- _Task description_
Go through the records and copy each line where the word "JSON" occurs.

- _Stored records_

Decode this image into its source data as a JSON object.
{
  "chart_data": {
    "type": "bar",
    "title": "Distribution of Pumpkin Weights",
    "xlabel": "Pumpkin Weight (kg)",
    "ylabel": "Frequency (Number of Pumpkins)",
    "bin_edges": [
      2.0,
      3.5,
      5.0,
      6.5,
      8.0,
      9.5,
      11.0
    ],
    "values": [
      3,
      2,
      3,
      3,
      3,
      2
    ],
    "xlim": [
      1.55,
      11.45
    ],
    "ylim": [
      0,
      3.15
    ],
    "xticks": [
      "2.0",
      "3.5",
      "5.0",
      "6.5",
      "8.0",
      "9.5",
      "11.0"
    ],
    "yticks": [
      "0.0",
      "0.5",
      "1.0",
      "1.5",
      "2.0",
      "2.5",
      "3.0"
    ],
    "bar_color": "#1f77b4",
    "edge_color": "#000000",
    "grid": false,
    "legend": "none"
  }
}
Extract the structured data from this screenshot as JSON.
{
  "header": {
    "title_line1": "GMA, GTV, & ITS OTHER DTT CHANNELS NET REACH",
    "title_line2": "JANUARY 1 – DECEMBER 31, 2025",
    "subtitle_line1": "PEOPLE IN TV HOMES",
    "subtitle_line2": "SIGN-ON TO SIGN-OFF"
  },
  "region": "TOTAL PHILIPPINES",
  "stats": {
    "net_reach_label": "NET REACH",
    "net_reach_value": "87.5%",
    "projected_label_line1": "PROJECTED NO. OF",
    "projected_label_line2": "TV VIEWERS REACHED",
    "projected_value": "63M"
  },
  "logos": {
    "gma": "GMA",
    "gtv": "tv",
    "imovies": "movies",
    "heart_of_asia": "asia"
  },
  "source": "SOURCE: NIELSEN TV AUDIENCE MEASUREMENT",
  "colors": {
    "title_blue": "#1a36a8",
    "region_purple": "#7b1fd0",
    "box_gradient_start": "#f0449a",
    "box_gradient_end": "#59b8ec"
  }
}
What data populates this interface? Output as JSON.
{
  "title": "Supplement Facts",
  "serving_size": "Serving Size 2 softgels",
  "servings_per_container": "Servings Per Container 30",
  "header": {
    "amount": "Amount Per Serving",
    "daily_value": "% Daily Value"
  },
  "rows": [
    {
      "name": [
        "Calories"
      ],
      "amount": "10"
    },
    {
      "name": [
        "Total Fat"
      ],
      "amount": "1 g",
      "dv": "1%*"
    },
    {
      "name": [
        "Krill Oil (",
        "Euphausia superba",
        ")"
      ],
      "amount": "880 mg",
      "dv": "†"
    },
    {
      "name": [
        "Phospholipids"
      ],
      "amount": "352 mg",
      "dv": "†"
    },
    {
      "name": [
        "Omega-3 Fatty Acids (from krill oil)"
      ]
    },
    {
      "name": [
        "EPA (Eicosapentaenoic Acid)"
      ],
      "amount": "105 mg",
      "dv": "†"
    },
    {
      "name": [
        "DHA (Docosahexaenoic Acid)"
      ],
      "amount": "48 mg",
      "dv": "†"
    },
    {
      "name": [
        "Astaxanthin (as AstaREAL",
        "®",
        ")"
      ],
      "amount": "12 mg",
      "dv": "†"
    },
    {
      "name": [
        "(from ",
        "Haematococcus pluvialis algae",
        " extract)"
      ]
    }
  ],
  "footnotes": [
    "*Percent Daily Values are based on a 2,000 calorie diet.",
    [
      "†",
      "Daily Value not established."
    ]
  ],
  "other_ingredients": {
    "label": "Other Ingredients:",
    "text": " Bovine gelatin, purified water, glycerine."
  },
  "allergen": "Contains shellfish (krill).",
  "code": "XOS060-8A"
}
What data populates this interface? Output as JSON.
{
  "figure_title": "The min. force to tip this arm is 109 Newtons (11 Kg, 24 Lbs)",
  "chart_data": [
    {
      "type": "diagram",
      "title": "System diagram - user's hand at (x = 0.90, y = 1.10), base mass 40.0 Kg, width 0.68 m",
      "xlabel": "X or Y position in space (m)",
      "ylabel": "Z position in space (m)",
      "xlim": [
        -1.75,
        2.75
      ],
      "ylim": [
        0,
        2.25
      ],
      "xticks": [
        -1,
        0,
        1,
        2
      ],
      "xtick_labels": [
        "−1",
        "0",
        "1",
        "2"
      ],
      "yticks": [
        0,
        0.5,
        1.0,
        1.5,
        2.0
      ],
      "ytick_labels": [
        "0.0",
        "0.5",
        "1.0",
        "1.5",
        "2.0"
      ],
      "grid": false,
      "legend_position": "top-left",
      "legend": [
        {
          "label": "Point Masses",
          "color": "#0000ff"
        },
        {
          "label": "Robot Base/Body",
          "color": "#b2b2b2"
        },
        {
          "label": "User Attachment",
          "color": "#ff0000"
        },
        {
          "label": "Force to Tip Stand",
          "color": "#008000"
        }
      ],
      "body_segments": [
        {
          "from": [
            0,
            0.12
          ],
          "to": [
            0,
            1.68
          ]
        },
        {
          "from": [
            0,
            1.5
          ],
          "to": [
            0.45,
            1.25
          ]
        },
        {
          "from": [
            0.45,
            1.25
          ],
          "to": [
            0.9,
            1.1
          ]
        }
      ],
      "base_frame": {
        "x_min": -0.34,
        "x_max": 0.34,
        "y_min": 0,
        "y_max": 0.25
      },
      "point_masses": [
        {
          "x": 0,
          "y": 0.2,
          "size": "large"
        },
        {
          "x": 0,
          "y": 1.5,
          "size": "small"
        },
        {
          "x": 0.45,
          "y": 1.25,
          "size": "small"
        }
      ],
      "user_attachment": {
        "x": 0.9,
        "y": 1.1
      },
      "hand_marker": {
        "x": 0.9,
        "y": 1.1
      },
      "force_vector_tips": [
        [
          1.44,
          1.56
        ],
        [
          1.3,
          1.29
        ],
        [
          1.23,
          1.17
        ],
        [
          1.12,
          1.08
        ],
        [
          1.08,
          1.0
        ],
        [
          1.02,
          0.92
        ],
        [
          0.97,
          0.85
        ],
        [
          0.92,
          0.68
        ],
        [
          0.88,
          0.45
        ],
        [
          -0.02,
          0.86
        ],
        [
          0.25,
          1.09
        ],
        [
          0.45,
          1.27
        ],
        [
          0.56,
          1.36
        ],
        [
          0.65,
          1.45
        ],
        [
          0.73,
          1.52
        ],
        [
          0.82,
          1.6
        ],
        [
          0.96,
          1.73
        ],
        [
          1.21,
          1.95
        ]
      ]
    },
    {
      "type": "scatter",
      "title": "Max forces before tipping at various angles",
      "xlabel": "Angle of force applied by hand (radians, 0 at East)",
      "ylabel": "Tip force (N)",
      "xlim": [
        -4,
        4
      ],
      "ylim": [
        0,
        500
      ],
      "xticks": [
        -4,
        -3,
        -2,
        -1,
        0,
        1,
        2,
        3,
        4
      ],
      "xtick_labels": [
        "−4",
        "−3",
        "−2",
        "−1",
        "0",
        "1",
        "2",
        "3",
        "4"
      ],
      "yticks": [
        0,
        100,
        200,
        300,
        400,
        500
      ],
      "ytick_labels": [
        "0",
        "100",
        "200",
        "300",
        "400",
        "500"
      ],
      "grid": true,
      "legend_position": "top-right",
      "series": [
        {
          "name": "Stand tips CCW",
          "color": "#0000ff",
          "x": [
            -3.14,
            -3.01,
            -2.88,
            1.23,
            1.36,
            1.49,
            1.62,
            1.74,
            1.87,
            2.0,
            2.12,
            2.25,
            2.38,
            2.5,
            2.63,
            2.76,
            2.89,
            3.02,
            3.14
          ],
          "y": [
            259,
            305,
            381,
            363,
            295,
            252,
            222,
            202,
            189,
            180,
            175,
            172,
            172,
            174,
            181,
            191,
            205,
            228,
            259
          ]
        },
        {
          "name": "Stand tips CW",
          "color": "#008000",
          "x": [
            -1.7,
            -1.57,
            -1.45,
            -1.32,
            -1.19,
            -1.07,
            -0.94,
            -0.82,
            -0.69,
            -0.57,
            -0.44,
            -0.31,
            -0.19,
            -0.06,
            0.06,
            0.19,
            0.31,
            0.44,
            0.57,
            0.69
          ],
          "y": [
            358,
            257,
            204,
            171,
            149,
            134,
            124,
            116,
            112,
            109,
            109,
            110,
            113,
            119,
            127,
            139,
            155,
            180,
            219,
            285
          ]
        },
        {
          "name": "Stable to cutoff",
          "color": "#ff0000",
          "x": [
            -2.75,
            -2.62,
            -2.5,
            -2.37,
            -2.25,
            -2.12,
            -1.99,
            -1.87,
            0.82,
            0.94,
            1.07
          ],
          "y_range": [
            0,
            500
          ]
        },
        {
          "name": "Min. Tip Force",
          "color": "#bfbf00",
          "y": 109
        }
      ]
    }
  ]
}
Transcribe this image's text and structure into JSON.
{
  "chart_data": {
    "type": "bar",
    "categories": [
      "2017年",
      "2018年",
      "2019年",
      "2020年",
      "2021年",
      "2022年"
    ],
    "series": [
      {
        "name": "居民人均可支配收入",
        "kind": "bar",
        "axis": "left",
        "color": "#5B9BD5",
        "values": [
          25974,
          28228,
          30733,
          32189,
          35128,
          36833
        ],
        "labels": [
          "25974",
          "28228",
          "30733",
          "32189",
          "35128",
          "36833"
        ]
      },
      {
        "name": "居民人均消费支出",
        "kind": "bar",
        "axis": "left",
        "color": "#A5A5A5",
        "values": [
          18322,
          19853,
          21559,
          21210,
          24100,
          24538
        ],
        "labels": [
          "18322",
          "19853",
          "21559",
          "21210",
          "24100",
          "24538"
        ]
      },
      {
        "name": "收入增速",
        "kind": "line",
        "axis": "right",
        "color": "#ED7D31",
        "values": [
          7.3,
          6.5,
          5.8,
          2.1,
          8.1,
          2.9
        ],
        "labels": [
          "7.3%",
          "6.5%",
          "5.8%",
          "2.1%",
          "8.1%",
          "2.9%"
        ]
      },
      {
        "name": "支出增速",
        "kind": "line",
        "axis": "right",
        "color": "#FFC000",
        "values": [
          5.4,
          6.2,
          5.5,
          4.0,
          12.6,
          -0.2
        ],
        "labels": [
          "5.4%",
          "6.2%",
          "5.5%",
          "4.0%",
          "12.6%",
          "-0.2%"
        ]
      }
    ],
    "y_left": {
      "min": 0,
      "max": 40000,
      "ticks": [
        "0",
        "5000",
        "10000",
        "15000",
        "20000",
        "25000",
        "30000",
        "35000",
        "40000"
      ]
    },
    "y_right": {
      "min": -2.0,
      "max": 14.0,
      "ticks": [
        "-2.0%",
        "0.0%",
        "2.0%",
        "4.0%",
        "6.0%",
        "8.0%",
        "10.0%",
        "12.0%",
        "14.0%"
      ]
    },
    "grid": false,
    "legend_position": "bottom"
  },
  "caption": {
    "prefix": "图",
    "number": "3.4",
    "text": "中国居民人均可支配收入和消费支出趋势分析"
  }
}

- _Written solution_
Decode this image into its source data as a JSON object.
Extract the structured data from this screenshot as JSON.
What data populates this interface? Output as JSON.
What data populates this interface? Output as JSON.
Transcribe this image's text and structure into JSON.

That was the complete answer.